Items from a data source
- - -

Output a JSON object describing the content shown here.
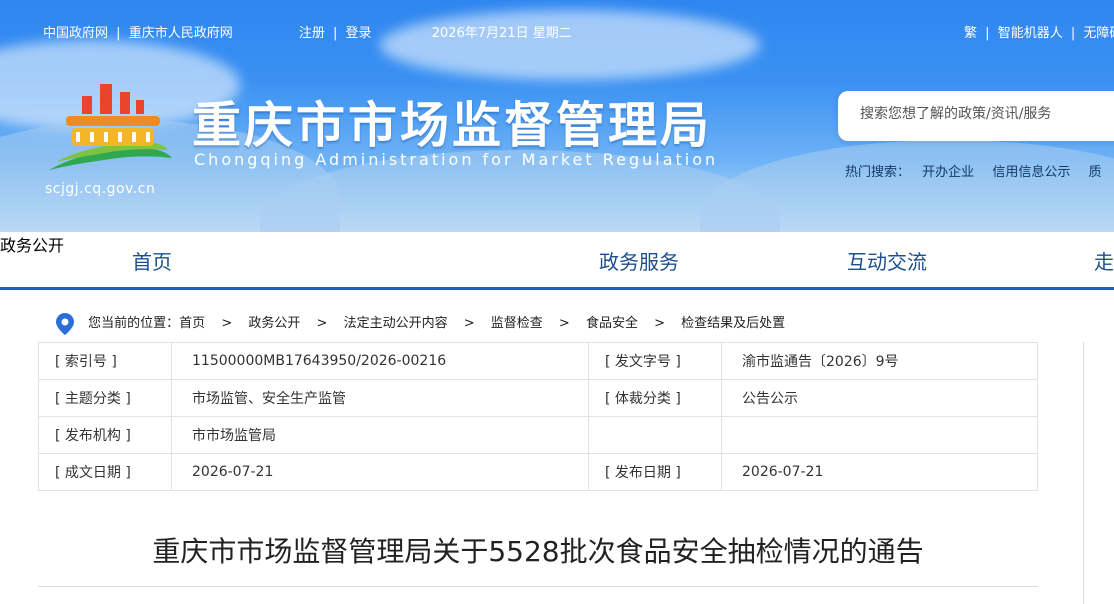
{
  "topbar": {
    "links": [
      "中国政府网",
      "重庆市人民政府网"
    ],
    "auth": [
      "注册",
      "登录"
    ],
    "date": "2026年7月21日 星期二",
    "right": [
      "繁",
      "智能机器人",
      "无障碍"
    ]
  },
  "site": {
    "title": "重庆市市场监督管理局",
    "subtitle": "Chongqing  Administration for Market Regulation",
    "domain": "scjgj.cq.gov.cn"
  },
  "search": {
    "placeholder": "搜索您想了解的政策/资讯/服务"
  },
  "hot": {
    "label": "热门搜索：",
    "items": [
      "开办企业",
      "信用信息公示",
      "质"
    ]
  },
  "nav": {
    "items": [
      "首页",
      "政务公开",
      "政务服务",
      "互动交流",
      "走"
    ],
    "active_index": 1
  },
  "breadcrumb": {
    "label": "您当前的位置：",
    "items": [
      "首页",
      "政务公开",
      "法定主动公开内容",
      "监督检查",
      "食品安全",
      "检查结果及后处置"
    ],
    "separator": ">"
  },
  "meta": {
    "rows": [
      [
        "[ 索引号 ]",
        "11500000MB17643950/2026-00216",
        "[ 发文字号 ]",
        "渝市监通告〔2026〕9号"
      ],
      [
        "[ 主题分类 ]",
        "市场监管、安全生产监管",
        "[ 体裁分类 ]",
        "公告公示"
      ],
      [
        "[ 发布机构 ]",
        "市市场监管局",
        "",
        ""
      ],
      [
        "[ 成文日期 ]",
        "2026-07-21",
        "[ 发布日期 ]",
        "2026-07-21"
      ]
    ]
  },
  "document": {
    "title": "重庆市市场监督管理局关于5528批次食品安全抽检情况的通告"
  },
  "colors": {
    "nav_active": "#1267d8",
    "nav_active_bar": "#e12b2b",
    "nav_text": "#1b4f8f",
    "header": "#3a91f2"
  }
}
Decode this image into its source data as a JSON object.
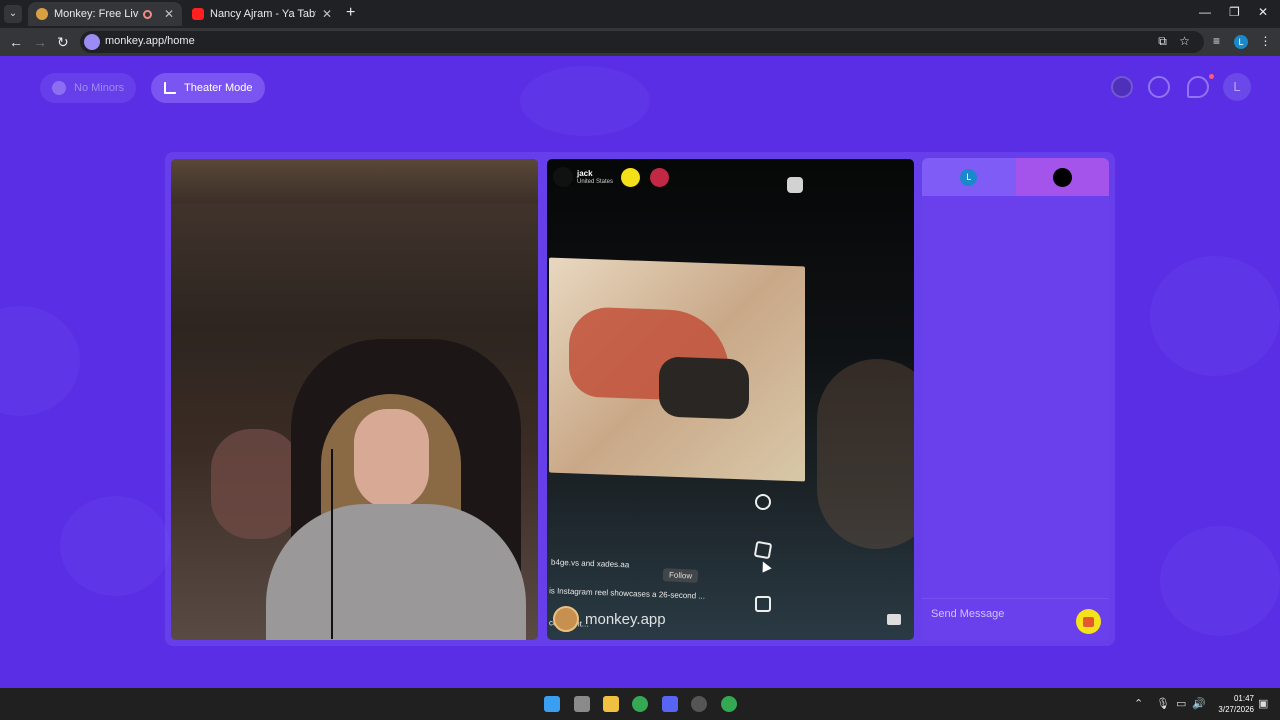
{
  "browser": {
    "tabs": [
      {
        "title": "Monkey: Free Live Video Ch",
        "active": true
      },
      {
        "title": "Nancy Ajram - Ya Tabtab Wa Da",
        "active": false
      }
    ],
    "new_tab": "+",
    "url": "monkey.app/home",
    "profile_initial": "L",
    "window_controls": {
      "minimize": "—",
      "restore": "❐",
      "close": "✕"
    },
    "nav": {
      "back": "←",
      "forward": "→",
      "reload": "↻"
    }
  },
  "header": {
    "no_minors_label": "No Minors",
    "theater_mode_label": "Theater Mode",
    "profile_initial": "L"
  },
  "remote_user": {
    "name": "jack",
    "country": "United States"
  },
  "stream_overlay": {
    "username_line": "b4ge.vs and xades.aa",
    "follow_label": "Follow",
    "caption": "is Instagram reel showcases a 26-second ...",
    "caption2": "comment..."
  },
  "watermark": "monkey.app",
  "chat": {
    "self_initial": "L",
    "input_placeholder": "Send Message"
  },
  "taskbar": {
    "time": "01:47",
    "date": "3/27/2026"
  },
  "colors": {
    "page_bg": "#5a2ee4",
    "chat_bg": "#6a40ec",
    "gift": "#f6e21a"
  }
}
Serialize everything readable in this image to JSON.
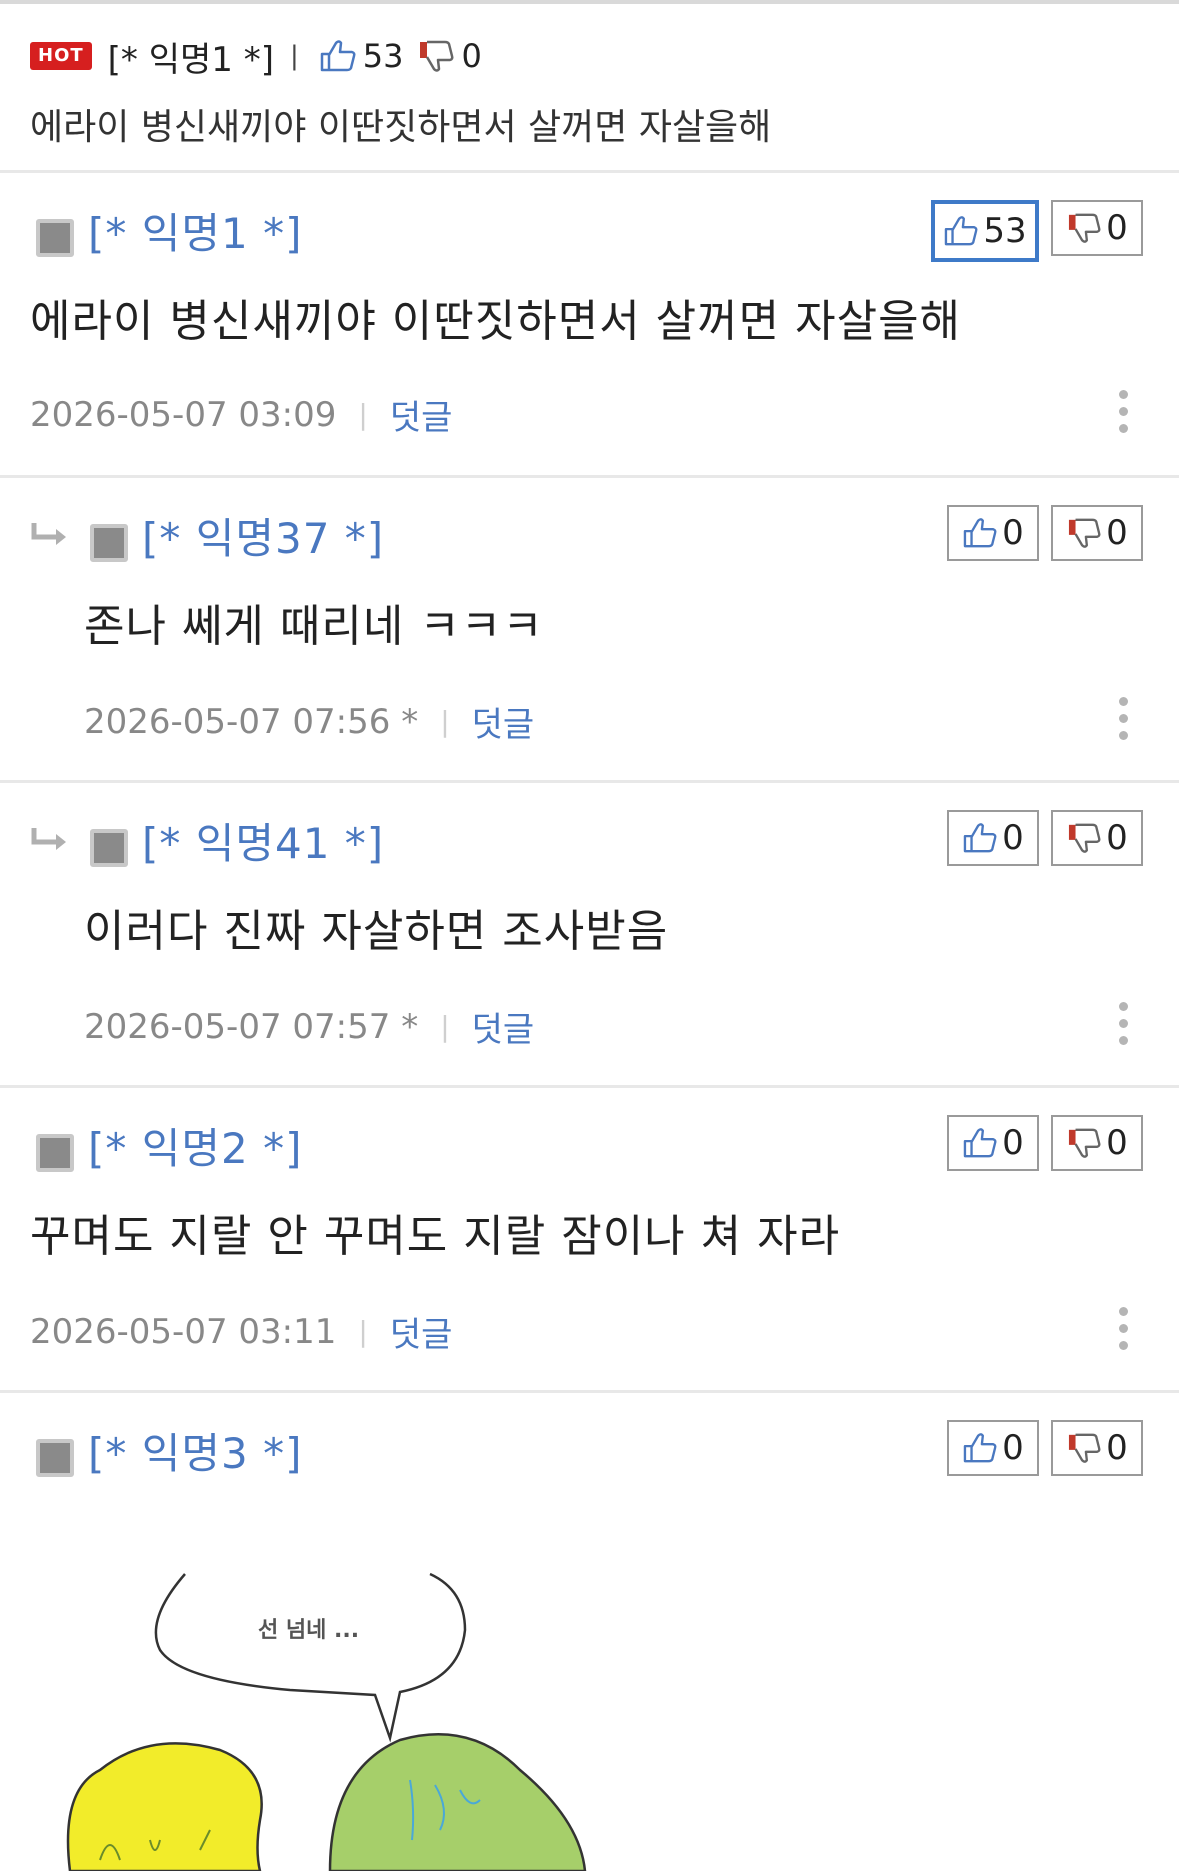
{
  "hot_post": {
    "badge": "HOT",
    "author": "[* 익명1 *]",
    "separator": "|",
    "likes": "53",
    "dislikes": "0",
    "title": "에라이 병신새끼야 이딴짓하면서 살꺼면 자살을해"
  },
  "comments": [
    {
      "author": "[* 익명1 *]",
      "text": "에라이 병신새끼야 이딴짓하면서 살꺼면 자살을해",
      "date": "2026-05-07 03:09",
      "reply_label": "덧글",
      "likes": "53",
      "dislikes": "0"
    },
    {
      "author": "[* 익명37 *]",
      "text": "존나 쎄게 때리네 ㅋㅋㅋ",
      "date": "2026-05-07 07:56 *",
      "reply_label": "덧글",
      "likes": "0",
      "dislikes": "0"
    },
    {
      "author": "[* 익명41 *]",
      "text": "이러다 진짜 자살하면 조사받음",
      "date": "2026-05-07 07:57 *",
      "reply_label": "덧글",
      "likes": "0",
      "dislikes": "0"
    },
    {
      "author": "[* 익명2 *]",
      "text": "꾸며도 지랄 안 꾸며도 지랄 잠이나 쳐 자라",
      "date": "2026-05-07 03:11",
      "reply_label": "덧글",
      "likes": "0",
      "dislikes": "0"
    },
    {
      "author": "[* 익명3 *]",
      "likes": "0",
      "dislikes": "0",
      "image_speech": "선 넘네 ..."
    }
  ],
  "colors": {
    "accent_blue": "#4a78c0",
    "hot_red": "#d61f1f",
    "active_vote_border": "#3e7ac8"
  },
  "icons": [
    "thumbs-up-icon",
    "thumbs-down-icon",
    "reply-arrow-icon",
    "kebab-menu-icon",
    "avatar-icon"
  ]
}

- - -

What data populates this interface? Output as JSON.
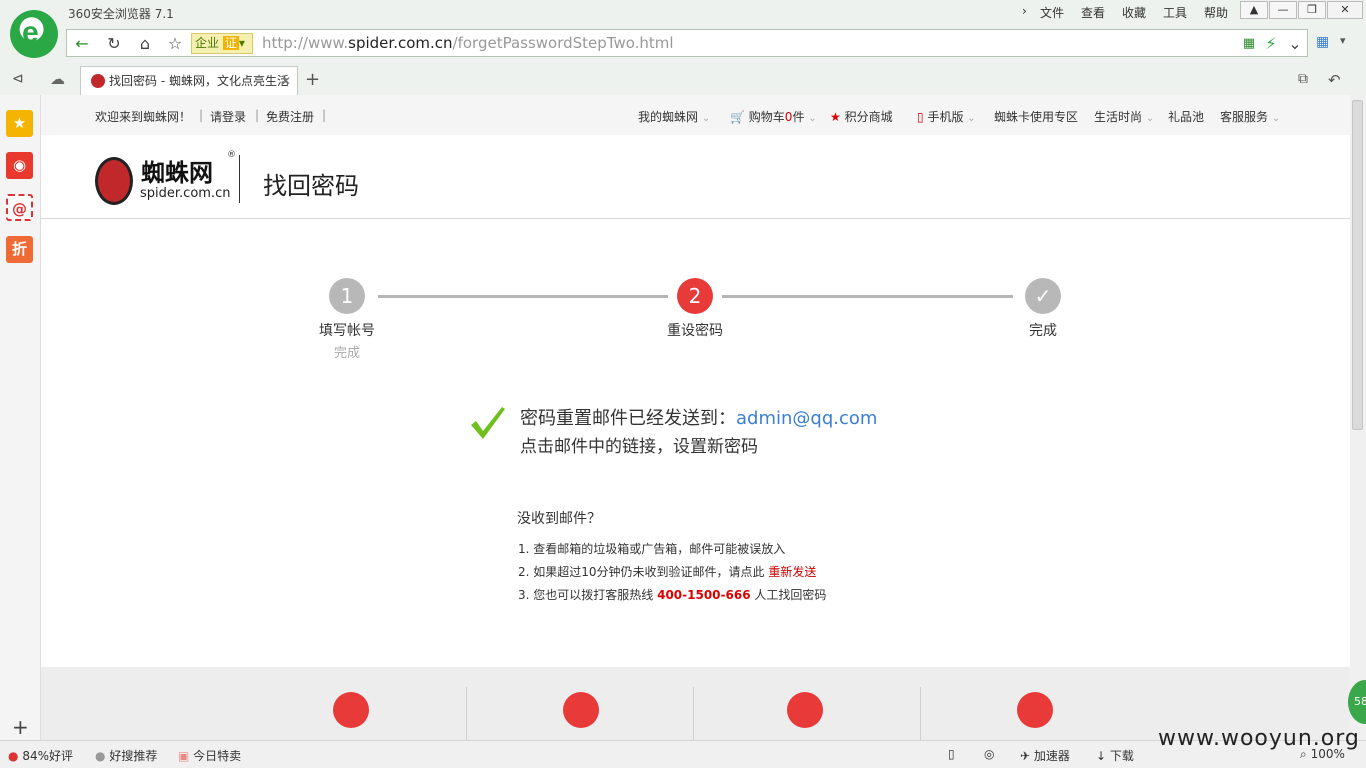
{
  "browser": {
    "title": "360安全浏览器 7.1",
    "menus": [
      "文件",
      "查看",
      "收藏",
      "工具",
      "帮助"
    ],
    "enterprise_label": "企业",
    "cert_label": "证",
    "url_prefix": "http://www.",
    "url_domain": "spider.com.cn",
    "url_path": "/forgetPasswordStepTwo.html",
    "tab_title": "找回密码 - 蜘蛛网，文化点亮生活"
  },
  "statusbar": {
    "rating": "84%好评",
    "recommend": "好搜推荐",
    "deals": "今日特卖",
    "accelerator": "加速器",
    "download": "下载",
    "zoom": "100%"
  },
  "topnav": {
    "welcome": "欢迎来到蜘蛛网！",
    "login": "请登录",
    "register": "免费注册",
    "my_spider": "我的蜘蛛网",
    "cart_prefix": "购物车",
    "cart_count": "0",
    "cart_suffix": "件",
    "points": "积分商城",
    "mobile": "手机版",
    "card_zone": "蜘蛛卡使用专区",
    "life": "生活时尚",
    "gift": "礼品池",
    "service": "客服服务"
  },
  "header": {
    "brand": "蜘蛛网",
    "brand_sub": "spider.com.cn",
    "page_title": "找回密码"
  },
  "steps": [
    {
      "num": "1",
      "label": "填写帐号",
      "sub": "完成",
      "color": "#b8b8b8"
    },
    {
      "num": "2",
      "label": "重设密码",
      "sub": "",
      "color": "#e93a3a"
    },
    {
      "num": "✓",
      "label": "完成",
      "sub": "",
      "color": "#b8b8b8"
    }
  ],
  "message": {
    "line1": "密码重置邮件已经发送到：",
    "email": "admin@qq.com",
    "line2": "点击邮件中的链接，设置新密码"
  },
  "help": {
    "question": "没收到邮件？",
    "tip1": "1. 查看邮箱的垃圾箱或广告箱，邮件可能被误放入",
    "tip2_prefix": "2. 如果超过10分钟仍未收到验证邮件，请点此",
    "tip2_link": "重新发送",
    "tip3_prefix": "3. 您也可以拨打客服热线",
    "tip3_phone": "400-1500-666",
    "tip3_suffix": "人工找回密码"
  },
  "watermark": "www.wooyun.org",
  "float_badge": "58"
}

- - -

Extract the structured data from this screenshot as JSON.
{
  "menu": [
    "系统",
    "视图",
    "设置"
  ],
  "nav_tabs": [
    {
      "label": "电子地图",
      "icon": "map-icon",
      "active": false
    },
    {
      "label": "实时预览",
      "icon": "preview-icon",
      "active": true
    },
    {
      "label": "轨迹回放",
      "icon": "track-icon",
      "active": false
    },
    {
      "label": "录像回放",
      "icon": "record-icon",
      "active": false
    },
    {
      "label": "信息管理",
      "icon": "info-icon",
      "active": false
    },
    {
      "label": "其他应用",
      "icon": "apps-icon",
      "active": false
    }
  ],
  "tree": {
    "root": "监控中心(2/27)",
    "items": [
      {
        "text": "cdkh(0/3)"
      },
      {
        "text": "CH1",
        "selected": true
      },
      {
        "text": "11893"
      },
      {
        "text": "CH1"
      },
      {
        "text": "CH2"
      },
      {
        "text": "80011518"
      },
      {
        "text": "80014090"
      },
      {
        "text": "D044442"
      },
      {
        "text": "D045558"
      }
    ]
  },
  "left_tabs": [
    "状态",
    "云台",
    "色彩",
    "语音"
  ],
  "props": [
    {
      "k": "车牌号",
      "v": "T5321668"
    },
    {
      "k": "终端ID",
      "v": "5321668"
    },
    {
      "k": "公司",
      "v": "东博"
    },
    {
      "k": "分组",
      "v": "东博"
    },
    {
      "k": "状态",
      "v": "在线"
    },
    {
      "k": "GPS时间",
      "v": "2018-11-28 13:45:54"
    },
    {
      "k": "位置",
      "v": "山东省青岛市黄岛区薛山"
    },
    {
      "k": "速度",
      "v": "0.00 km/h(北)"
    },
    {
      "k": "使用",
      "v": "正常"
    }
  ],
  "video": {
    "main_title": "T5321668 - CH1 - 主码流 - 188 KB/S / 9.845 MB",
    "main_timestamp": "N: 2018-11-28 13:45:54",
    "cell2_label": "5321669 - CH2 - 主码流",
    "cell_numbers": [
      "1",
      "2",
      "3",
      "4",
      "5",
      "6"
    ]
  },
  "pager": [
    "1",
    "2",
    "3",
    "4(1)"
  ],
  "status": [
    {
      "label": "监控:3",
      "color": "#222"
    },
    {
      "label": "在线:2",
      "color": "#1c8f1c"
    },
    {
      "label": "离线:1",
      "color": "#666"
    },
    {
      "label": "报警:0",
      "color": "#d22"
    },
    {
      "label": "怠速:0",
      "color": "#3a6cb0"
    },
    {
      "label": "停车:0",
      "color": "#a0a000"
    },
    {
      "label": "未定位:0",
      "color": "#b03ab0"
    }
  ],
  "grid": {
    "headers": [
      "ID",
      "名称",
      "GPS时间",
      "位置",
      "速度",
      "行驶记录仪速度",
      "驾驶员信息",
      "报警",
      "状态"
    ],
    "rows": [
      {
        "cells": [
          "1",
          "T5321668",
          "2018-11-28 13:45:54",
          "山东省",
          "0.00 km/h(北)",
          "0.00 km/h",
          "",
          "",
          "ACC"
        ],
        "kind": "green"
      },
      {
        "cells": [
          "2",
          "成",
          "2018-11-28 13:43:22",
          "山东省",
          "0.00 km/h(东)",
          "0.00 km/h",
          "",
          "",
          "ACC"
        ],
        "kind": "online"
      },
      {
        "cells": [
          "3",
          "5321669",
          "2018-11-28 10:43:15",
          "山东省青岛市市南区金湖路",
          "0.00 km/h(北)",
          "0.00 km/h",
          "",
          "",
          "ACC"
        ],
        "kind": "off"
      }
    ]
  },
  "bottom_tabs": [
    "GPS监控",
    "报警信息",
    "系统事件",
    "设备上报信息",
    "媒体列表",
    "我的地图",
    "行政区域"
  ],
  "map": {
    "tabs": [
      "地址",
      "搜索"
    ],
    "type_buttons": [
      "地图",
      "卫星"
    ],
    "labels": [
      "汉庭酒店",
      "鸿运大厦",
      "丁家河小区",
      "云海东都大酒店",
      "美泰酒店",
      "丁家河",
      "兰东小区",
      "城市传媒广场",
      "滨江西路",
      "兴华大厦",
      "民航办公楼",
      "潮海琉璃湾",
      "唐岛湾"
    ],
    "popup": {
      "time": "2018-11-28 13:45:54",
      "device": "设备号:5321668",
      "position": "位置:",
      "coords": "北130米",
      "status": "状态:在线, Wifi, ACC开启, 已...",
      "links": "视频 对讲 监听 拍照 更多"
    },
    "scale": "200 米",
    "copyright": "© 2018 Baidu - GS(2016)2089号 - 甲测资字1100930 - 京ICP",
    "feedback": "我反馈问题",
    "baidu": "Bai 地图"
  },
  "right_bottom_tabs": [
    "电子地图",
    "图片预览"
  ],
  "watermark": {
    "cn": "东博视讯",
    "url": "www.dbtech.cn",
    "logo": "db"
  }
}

- - -

What this task involves: Scan the material above. Copy each line that holds the word "watermark".

Solution:
  "watermark": "monkey.app",
  "watermark": "www.wooyun.org",
  "watermark": {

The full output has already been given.